What to produce: Your task is to transcribe the data in full.

(Dataset excerpt)

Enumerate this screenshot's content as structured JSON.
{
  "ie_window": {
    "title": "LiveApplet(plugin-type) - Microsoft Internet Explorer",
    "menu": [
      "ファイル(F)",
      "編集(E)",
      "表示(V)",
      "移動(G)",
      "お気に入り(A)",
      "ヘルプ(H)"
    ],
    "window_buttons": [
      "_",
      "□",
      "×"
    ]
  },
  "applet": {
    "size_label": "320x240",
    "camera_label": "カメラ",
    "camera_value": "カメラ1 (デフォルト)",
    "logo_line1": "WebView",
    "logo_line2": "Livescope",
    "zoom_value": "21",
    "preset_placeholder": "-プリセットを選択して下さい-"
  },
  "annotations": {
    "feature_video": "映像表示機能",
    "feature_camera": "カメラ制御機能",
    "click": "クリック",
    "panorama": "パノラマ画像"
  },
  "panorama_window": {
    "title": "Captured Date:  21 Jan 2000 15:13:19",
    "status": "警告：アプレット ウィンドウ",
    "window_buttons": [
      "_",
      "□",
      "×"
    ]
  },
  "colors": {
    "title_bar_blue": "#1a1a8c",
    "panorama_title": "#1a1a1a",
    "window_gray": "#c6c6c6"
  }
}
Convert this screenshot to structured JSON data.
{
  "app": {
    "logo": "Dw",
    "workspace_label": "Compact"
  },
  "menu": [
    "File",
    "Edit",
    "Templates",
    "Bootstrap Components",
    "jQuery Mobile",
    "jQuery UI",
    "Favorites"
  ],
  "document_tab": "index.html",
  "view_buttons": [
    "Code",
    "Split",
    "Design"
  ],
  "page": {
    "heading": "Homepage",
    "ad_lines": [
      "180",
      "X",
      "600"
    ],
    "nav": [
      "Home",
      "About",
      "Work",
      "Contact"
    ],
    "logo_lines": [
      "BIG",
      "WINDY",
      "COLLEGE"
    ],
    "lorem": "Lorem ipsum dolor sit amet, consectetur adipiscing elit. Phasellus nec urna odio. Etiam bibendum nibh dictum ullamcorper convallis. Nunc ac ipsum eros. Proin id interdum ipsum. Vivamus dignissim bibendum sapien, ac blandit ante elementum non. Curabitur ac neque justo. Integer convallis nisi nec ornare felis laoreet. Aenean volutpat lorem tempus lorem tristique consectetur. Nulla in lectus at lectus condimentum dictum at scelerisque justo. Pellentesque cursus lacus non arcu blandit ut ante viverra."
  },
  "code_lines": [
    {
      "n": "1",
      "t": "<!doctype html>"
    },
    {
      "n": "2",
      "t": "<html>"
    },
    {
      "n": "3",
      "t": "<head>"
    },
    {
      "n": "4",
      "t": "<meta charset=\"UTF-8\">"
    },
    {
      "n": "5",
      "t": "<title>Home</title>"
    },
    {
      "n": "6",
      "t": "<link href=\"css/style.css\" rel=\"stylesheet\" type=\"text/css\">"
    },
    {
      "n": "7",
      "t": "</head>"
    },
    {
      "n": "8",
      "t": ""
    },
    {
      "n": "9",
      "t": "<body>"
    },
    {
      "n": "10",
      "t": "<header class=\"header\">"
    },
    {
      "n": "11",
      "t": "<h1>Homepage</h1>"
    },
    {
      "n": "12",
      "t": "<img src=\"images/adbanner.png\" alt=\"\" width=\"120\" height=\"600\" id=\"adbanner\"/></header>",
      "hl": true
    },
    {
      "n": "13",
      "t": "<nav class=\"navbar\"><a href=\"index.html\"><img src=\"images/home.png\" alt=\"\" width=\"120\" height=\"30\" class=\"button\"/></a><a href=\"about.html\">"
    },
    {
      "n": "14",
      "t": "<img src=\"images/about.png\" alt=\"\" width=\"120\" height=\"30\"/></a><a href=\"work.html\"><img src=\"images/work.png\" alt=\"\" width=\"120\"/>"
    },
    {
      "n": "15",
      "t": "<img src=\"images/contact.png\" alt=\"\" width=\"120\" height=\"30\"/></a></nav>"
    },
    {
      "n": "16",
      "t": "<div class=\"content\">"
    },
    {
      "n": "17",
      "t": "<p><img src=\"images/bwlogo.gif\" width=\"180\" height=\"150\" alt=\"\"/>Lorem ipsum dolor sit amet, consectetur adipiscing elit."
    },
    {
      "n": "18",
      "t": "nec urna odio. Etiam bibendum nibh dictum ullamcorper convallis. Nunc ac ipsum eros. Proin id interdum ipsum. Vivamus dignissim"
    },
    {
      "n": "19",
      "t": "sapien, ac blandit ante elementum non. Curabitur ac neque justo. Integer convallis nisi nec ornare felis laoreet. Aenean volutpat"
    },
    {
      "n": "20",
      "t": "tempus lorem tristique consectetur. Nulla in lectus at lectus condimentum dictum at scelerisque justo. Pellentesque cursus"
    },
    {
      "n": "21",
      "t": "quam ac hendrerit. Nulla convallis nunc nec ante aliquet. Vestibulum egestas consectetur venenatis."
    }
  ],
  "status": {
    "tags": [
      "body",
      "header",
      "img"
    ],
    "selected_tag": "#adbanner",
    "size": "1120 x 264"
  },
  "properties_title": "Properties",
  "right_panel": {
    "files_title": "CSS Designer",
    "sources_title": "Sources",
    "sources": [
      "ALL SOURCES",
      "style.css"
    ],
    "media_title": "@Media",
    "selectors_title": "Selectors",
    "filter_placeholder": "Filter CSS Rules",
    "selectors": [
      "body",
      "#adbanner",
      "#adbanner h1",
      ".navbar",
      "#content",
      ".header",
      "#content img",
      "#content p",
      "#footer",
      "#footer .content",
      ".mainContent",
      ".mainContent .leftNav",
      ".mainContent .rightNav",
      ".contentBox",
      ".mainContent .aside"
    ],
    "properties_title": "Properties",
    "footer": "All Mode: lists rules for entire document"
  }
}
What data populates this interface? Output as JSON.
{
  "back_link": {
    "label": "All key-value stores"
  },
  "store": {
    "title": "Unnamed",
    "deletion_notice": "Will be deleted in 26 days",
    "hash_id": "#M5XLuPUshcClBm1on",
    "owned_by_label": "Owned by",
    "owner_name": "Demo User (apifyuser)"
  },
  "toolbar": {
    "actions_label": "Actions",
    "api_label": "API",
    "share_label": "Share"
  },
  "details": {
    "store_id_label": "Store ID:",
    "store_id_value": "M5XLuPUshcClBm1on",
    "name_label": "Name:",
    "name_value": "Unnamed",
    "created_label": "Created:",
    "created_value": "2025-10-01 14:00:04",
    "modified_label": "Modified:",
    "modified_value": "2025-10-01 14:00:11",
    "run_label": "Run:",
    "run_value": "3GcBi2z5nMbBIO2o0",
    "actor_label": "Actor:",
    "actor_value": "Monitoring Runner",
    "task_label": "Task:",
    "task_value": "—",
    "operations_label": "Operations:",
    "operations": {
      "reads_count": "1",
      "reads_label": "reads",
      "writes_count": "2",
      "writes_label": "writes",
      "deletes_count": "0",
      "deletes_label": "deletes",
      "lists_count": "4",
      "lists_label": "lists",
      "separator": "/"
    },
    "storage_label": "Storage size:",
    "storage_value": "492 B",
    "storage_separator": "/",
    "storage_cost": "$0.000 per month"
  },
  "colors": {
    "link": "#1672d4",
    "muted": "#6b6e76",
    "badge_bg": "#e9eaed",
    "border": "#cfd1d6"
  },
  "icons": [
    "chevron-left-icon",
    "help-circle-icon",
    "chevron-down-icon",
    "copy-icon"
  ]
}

Response below:
Enumerate this screenshot's content as structured JSON.
{
  "ie_window": {
    "title": "LiveApplet(plugin-type) - Microsoft Internet Explorer",
    "menu": [
      "ファイル(F)",
      "編集(E)",
      "表示(V)",
      "移動(G)",
      "お気に入り(A)",
      "ヘルプ(H)"
    ],
    "window_buttons": [
      "_",
      "□",
      "×"
    ]
  },
  "applet": {
    "size_label": "320x240",
    "camera_label": "カメラ",
    "camera_value": "カメラ1 (デフォルト)",
    "logo_line1": "WebView",
    "logo_line2": "Livescope",
    "zoom_value": "21",
    "preset_placeholder": "-プリセットを選択して下さい-"
  },
  "annotations": {
    "feature_video": "映像表示機能",
    "feature_camera": "カメラ制御機能",
    "click": "クリック",
    "panorama": "パノラマ画像"
  },
  "panorama_window": {
    "title": "Captured Date:  21 Jan 2000 15:13:19",
    "status": "警告：アプレット ウィンドウ",
    "window_buttons": [
      "_",
      "□",
      "×"
    ]
  },
  "colors": {
    "title_bar_blue": "#1a1a8c",
    "panorama_title": "#1a1a1a",
    "window_gray": "#c6c6c6"
  }
}
Convert this screenshot to structured JSON data.
{
  "app": {
    "logo": "Dw",
    "workspace_label": "Compact"
  },
  "menu": [
    "File",
    "Edit",
    "Templates",
    "Bootstrap Components",
    "jQuery Mobile",
    "jQuery UI",
    "Favorites"
  ],
  "document_tab": "index.html",
  "view_buttons": [
    "Code",
    "Split",
    "Design"
  ],
  "page": {
    "heading": "Homepage",
    "ad_lines": [
      "180",
      "X",
      "600"
    ],
    "nav": [
      "Home",
      "About",
      "Work",
      "Contact"
    ],
    "logo_lines": [
      "BIG",
      "WINDY",
      "COLLEGE"
    ],
    "lorem": "Lorem ipsum dolor sit amet, consectetur adipiscing elit. Phasellus nec urna odio. Etiam bibendum nibh dictum ullamcorper convallis. Nunc ac ipsum eros. Proin id interdum ipsum. Vivamus dignissim bibendum sapien, ac blandit ante elementum non. Curabitur ac neque justo. Integer convallis nisi nec ornare felis laoreet. Aenean volutpat lorem tempus lorem tristique consectetur. Nulla in lectus at lectus condimentum dictum at scelerisque justo. Pellentesque cursus lacus non arcu blandit ut ante viverra."
  },
  "code_lines": [
    {
      "n": "1",
      "t": "<!doctype html>"
    },
    {
      "n": "2",
      "t": "<html>"
    },
    {
      "n": "3",
      "t": "<head>"
    },
    {
      "n": "4",
      "t": "<meta charset=\"UTF-8\">"
    },
    {
      "n": "5",
      "t": "<title>Home</title>"
    },
    {
      "n": "6",
      "t": "<link href=\"css/style.css\" rel=\"stylesheet\" type=\"text/css\">"
    },
    {
      "n": "7",
      "t": "</head>"
    },
    {
      "n": "8",
      "t": ""
    },
    {
      "n": "9",
      "t": "<body>"
    },
    {
      "n": "10",
      "t": "<header class=\"header\">"
    },
    {
      "n": "11",
      "t": "<h1>Homepage</h1>"
    },
    {
      "n": "12",
      "t": "<img src=\"images/adbanner.png\" alt=\"\" width=\"120\" height=\"600\" id=\"adbanner\"/></header>",
      "hl": true
    },
    {
      "n": "13",
      "t": "<nav class=\"navbar\"><a href=\"index.html\"><img src=\"images/home.png\" alt=\"\" width=\"120\" height=\"30\" class=\"button\"/></a><a href=\"about.html\">"
    },
    {
      "n": "14",
      "t": "<img src=\"images/about.png\" alt=\"\" width=\"120\" height=\"30\"/></a><a href=\"work.html\"><img src=\"images/work.png\" alt=\"\" width=\"120\"/>"
    },
    {
      "n": "15",
      "t": "<img src=\"images/contact.png\" alt=\"\" width=\"120\" height=\"30\"/></a></nav>"
    },
    {
      "n": "16",
      "t": "<div class=\"content\">"
    },
    {
      "n": "17",
      "t": "<p><img src=\"images/bwlogo.gif\" width=\"180\" height=\"150\" alt=\"\"/>Lorem ipsum dolor sit amet, consectetur adipiscing elit."
    },
    {
      "n": "18",
      "t": "nec urna odio. Etiam bibendum nibh dictum ullamcorper convallis. Nunc ac ipsum eros. Proin id interdum ipsum. Vivamus dignissim"
    },
    {
      "n": "19",
      "t": "sapien, ac blandit ante elementum non. Curabitur ac neque justo. Integer convallis nisi nec ornare felis laoreet. Aenean volutpat"
    },
    {
      "n": "20",
      "t": "tempus lorem tristique consectetur. Nulla in lectus at lectus condimentum dictum at scelerisque justo. Pellentesque cursus"
    },
    {
      "n": "21",
      "t": "quam ac hendrerit. Nulla convallis nunc nec ante aliquet. Vestibulum egestas consectetur venenatis."
    }
  ],
  "status": {
    "tags": [
      "body",
      "header",
      "img"
    ],
    "selected_tag": "#adbanner",
    "size": "1120 x 264"
  },
  "properties_title": "Properties",
  "right_panel": {
    "files_title": "CSS Designer",
    "sources_title": "Sources",
    "sources": [
      "ALL SOURCES",
      "style.css"
    ],
    "media_title": "@Media",
    "selectors_title": "Selectors",
    "filter_placeholder": "Filter CSS Rules",
    "selectors": [
      "body",
      "#adbanner",
      "#adbanner h1",
      ".navbar",
      "#content",
      ".header",
      "#content img",
      "#content p",
      "#footer",
      "#footer .content",
      ".mainContent",
      ".mainContent .leftNav",
      ".mainContent .rightNav",
      ".contentBox",
      ".mainContent .aside"
    ],
    "properties_title": "Properties",
    "footer": "All Mode: lists rules for entire document"
  }
}
What data populates this interface? Output as JSON.
{
  "back_link": {
    "label": "All key-value stores"
  },
  "store": {
    "title": "Unnamed",
    "deletion_notice": "Will be deleted in 26 days",
    "hash_id": "#M5XLuPUshcClBm1on",
    "owned_by_label": "Owned by",
    "owner_name": "Demo User (apifyuser)"
  },
  "toolbar": {
    "actions_label": "Actions",
    "api_label": "API",
    "share_label": "Share"
  },
  "details": {
    "store_id_label": "Store ID:",
    "store_id_value": "M5XLuPUshcClBm1on",
    "name_label": "Name:",
    "name_value": "Unnamed",
    "created_label": "Created:",
    "created_value": "2025-10-01 14:00:04",
    "modified_label": "Modified:",
    "modified_value": "2025-10-01 14:00:11",
    "run_label": "Run:",
    "run_value": "3GcBi2z5nMbBIO2o0",
    "actor_label": "Actor:",
    "actor_value": "Monitoring Runner",
    "task_label": "Task:",
    "task_value": "—",
    "operations_label": "Operations:",
    "operations": {
      "reads_count": "1",
      "reads_label": "reads",
      "writes_count": "2",
      "writes_label": "writes",
      "deletes_count": "0",
      "deletes_label": "deletes",
      "lists_count": "4",
      "lists_label": "lists",
      "separator": "/"
    },
    "storage_label": "Storage size:",
    "storage_value": "492 B",
    "storage_separator": "/",
    "storage_cost": "$0.000 per month"
  },
  "colors": {
    "link": "#1672d4",
    "muted": "#6b6e76",
    "badge_bg": "#e9eaed",
    "border": "#cfd1d6"
  },
  "icons": [
    "chevron-left-icon",
    "help-circle-icon",
    "chevron-down-icon",
    "copy-icon"
  ]
}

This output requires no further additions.